**Stated problem:** Please reproduce word for word the part of the press release below about the Long Island Sound dredging plan, everything from "Dear Lt. General" down to "(PEIS) for Long Island Sound.".

**Excerpt provided:**
--
Representing the 2nd District of Connecticut

Connecticut delegation calls on U.S. Army Corps of Engineers to adopt Dredged Material Management Plan

September 2, 2015
Press Release

WASHINGTON—Today, the Connecticut delegation sent a letter to Lieutenant General Tom Bostick, Commanding General and Chief of Engineers, U.S. Army Corps of Engineers, in support of the recently-released Draft Dredged Material Management Plan (DMMP) and Draft Programmatic Environmental Impact Statement for Long Island Sound.

"As representatives from Connecticut, a state with 332 miles of coastline, coves, and harbors on Long Island Sound, we applaud the Army Corps for identifying new environmentally sound alternatives for the handling of dredging materials, such as beach nourishment and wetlands restoration…

“In addition to the critical goal of protecting the Long Island Sound, access to a range of dredged material placement options is absolutely vital to our state’s economy – and that of the entire Long Island Sound region…If this dredging plan does not move forward, it is estimated that the region will see a fifteen percent dip in navigation-dependent economic activity revenue in the next two decades, and significant – and perhaps prohibitive – increases in costs for the private, commercial and federal stakeholders,” the delegation wrote.

The Army Corps of Engineers opened a public comment period on the DMMP in August, extending through October 5th. Comments may be directed to U.S. Army Corps of Engineers, New England District (ATTN: LIS DMMP/PEIS Program Manager Meghan Quinn), 696 Virginia Road, Concord, MA 01742-2751.

The full text of the letter follows:

Dear Lt. General Bostick:

We write today in support of the U.S. Army Corps of Engineers Draft Dredged Material Management Plan (DMMP) and Draft Programmatic Environmental Impact Statement (PEIS) for Long Island Sound.
--
**Information shown:**
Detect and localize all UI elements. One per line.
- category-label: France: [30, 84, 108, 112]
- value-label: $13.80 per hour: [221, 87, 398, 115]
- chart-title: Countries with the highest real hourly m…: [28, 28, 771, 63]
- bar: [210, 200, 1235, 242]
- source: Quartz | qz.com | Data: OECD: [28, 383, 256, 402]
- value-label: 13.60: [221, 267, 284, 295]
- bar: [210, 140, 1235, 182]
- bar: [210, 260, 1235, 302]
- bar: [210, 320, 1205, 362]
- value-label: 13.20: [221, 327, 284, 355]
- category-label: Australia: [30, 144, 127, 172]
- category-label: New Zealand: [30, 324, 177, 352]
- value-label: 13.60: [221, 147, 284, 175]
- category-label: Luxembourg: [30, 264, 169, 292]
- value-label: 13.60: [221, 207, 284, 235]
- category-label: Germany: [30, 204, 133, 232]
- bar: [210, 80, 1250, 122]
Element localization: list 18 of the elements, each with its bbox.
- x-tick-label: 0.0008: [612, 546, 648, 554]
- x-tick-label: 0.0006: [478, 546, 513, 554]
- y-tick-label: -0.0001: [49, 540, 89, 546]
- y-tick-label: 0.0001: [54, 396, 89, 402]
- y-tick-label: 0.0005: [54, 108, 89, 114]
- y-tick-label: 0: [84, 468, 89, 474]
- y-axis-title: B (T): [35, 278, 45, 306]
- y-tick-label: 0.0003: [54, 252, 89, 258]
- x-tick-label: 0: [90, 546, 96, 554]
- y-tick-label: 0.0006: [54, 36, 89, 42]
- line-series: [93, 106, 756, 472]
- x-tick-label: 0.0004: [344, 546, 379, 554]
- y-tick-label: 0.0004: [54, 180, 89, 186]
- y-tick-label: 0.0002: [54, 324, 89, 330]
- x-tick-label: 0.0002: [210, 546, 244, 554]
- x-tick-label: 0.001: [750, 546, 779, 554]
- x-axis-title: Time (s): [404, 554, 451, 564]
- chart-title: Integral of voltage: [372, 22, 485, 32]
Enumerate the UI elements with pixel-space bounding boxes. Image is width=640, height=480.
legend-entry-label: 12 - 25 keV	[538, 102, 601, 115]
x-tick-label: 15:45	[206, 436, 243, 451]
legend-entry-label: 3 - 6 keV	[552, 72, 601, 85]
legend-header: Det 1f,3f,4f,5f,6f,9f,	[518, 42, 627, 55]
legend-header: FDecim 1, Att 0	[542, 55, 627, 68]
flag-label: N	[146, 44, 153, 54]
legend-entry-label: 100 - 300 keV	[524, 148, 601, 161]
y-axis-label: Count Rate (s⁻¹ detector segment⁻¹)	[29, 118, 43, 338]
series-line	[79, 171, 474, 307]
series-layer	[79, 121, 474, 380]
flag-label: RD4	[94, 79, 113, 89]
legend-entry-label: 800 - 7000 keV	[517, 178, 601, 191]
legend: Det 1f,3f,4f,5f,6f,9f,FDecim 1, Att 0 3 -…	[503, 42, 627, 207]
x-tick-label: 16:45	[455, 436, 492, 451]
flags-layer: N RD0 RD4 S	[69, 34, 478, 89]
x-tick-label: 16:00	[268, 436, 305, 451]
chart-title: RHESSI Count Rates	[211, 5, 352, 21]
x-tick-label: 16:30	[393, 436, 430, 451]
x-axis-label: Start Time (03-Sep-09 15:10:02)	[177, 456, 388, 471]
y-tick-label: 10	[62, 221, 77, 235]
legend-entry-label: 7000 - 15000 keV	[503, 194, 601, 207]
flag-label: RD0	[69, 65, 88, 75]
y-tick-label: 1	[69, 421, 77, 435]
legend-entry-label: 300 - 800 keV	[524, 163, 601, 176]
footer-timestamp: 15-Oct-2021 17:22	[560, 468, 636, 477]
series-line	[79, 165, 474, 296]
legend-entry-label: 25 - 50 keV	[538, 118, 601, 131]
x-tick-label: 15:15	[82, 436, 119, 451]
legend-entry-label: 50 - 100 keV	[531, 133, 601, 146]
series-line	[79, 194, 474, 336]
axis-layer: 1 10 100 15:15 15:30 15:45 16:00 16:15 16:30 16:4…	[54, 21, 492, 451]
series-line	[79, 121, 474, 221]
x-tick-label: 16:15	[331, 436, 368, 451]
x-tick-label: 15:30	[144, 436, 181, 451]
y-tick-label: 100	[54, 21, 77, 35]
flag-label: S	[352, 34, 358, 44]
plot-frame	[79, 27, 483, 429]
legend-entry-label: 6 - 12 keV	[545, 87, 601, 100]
--
**Exercise answer:**
Dear Lt. General Bostick:

We write today in support of the U.S. Army Corps of Engineers Draft Dredged Material Management Plan (DMMP) and Draft Programmatic Environmental Impact Statement (PEIS) for Long Island Sound.